● **WRITTEN REQUEST**: Can you give all the records again without altering a single character?

##### RECORDS SHOWN #####

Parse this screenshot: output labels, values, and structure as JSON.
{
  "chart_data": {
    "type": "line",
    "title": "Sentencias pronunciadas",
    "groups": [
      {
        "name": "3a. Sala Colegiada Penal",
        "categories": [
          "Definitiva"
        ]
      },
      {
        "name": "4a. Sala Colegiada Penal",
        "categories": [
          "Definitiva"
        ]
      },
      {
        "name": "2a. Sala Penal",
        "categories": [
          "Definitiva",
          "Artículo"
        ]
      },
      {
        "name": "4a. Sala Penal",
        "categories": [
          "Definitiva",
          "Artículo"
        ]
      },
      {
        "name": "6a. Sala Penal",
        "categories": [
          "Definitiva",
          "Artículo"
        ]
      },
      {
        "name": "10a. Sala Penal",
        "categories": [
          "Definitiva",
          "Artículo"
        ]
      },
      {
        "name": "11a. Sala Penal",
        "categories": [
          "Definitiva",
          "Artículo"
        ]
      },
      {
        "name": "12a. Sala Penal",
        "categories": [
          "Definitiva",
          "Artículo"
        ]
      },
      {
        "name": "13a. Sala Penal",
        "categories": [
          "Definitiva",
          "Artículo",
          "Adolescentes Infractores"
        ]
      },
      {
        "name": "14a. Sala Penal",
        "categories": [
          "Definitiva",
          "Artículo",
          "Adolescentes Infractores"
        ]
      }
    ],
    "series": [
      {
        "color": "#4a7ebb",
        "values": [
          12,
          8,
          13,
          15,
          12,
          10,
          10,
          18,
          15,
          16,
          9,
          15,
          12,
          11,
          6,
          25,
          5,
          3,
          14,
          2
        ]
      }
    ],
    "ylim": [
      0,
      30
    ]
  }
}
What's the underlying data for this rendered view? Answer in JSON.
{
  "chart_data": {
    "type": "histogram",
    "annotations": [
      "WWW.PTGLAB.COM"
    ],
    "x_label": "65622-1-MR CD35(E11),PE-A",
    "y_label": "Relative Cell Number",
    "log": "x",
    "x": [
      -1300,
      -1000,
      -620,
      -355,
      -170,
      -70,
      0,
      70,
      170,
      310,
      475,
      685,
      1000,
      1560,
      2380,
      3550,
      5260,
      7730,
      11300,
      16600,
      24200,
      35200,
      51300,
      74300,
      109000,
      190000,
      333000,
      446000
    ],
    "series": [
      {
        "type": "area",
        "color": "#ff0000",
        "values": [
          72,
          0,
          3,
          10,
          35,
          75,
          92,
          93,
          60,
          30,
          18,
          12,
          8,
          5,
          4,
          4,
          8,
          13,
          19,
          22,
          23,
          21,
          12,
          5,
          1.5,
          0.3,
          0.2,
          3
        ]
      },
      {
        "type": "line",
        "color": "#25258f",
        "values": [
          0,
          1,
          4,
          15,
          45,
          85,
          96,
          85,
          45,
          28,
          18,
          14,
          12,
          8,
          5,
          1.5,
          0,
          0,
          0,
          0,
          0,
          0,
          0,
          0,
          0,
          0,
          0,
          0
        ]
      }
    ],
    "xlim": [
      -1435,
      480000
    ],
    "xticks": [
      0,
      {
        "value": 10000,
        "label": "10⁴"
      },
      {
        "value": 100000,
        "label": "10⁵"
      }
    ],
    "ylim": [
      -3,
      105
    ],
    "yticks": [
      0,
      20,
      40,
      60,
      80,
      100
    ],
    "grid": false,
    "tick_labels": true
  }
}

#####

● **THE OUTPUT**:
Parse this screenshot: output labels, values, and structure as JSON.
{
  "chart_data": {
    "type": "line",
    "title": "Sentencias pronunciadas",
    "groups": [
      {
        "name": "3a. Sala Colegiada Penal",
        "categories": [
          "Definitiva"
        ]
      },
      {
        "name": "4a. Sala Colegiada Penal",
        "categories": [
          "Definitiva"
        ]
      },
      {
        "name": "2a. Sala Penal",
        "categories": [
          "Definitiva",
          "Artículo"
        ]
      },
      {
        "name": "4a. Sala Penal",
        "categories": [
          "Definitiva",
          "Artículo"
        ]
      },
      {
        "name": "6a. Sala Penal",
        "categories": [
          "Definitiva",
          "Artículo"
        ]
      },
      {
        "name": "10a. Sala Penal",
        "categories": [
          "Definitiva",
          "Artículo"
        ]
      },
      {
        "name": "11a. Sala Penal",
        "categories": [
          "Definitiva",
          "Artículo"
        ]
      },
      {
        "name": "12a. Sala Penal",
        "categories": [
          "Definitiva",
          "Artículo"
        ]
      },
      {
        "name": "13a. Sala Penal",
        "categories": [
          "Definitiva",
          "Artículo",
          "Adolescentes Infractores"
        ]
      },
      {
        "name": "14a. Sala Penal",
        "categories": [
          "Definitiva",
          "Artículo",
          "Adolescentes Infractores"
        ]
      }
    ],
    "series": [
      {
        "color": "#4a7ebb",
        "values": [
          12,
          8,
          13,
          15,
          12,
          10,
          10,
          18,
          15,
          16,
          9,
          15,
          12,
          11,
          6,
          25,
          5,
          3,
          14,
          2
        ]
      }
    ],
    "ylim": [
      0,
      30
    ]
  }
}
What's the underlying data for this rendered view? Answer in JSON.
{
  "chart_data": {
    "type": "histogram",
    "annotations": [
      "WWW.PTGLAB.COM"
    ],
    "x_label": "65622-1-MR CD35(E11),PE-A",
    "y_label": "Relative Cell Number",
    "log": "x",
    "x": [
      -1300,
      -1000,
      -620,
      -355,
      -170,
      -70,
      0,
      70,
      170,
      310,
      475,
      685,
      1000,
      1560,
      2380,
      3550,
      5260,
      7730,
      11300,
      16600,
      24200,
      35200,
      51300,
      74300,
      109000,
      190000,
      333000,
      446000
    ],
    "series": [
      {
        "type": "area",
        "color": "#ff0000",
        "values": [
          72,
          0,
          3,
          10,
          35,
          75,
          92,
          93,
          60,
          30,
          18,
          12,
          8,
          5,
          4,
          4,
          8,
          13,
          19,
          22,
          23,
          21,
          12,
          5,
          1.5,
          0.3,
          0.2,
          3
        ]
      },
      {
        "type": "line",
        "color": "#25258f",
        "values": [
          0,
          1,
          4,
          15,
          45,
          85,
          96,
          85,
          45,
          28,
          18,
          14,
          12,
          8,
          5,
          1.5,
          0,
          0,
          0,
          0,
          0,
          0,
          0,
          0,
          0,
          0,
          0,
          0
        ]
      }
    ],
    "xlim": [
      -1435,
      480000
    ],
    "xticks": [
      0,
      {
        "value": 10000,
        "label": "10⁴"
      },
      {
        "value": 100000,
        "label": "10⁵"
      }
    ],
    "ylim": [
      -3,
      105
    ],
    "yticks": [
      0,
      20,
      40,
      60,
      80,
      100
    ],
    "grid": false,
    "tick_labels": true
  }
}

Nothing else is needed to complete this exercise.